→ **Figure contents as structured data**:

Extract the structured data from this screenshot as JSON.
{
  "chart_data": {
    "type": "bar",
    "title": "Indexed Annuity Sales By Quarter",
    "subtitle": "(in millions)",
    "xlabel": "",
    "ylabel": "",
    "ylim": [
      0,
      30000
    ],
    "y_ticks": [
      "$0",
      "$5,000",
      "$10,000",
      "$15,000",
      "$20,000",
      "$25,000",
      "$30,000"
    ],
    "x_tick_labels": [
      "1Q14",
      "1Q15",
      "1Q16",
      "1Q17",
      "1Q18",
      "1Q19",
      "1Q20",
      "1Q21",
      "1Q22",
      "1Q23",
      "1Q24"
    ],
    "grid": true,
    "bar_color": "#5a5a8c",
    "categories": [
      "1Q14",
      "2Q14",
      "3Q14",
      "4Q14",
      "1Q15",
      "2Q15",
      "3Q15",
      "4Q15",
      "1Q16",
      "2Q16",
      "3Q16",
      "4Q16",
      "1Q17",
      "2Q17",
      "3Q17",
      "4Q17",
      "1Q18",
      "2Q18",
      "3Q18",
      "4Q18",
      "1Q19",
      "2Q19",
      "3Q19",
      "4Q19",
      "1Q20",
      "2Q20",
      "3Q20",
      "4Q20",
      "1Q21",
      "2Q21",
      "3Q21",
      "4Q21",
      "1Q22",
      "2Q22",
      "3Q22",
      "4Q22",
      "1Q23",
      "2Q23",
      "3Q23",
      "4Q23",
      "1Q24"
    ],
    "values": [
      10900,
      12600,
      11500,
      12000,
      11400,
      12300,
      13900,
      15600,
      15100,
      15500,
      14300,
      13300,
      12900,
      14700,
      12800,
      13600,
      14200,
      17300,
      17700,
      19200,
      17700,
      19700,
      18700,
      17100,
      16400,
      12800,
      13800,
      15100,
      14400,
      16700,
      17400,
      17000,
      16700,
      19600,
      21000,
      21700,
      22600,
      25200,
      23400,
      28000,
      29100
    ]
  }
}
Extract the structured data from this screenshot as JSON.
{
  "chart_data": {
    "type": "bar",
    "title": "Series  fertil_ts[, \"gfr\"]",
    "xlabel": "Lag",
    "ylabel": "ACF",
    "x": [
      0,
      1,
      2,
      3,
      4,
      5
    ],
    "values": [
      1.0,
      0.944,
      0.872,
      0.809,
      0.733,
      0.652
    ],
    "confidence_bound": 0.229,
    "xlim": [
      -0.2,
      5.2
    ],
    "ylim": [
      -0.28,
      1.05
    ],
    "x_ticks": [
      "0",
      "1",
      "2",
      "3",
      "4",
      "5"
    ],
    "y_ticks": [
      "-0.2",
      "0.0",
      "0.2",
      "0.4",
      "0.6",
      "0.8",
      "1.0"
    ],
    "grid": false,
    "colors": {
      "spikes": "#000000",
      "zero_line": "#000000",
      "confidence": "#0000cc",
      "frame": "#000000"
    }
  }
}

→ **Task directions**: Repeat every line of the material exactly as given.

→ **Written reply**:
Extract the structured data from this screenshot as JSON.
{
  "chart_data": {
    "type": "bar",
    "title": "Indexed Annuity Sales By Quarter",
    "subtitle": "(in millions)",
    "xlabel": "",
    "ylabel": "",
    "ylim": [
      0,
      30000
    ],
    "y_ticks": [
      "$0",
      "$5,000",
      "$10,000",
      "$15,000",
      "$20,000",
      "$25,000",
      "$30,000"
    ],
    "x_tick_labels": [
      "1Q14",
      "1Q15",
      "1Q16",
      "1Q17",
      "1Q18",
      "1Q19",
      "1Q20",
      "1Q21",
      "1Q22",
      "1Q23",
      "1Q24"
    ],
    "grid": true,
    "bar_color": "#5a5a8c",
    "categories": [
      "1Q14",
      "2Q14",
      "3Q14",
      "4Q14",
      "1Q15",
      "2Q15",
      "3Q15",
      "4Q15",
      "1Q16",
      "2Q16",
      "3Q16",
      "4Q16",
      "1Q17",
      "2Q17",
      "3Q17",
      "4Q17",
      "1Q18",
      "2Q18",
      "3Q18",
      "4Q18",
      "1Q19",
      "2Q19",
      "3Q19",
      "4Q19",
      "1Q20",
      "2Q20",
      "3Q20",
      "4Q20",
      "1Q21",
      "2Q21",
      "3Q21",
      "4Q21",
      "1Q22",
      "2Q22",
      "3Q22",
      "4Q22",
      "1Q23",
      "2Q23",
      "3Q23",
      "4Q23",
      "1Q24"
    ],
    "values": [
      10900,
      12600,
      11500,
      12000,
      11400,
      12300,
      13900,
      15600,
      15100,
      15500,
      14300,
      13300,
      12900,
      14700,
      12800,
      13600,
      14200,
      17300,
      17700,
      19200,
      17700,
      19700,
      18700,
      17100,
      16400,
      12800,
      13800,
      15100,
      14400,
      16700,
      17400,
      17000,
      16700,
      19600,
      21000,
      21700,
      22600,
      25200,
      23400,
      28000,
      29100
    ]
  }
}
Extract the structured data from this screenshot as JSON.
{
  "chart_data": {
    "type": "bar",
    "title": "Series  fertil_ts[, \"gfr\"]",
    "xlabel": "Lag",
    "ylabel": "ACF",
    "x": [
      0,
      1,
      2,
      3,
      4,
      5
    ],
    "values": [
      1.0,
      0.944,
      0.872,
      0.809,
      0.733,
      0.652
    ],
    "confidence_bound": 0.229,
    "xlim": [
      -0.2,
      5.2
    ],
    "ylim": [
      -0.28,
      1.05
    ],
    "x_ticks": [
      "0",
      "1",
      "2",
      "3",
      "4",
      "5"
    ],
    "y_ticks": [
      "-0.2",
      "0.0",
      "0.2",
      "0.4",
      "0.6",
      "0.8",
      "1.0"
    ],
    "grid": false,
    "colors": {
      "spikes": "#000000",
      "zero_line": "#000000",
      "confidence": "#0000cc",
      "frame": "#000000"
    }
  }
}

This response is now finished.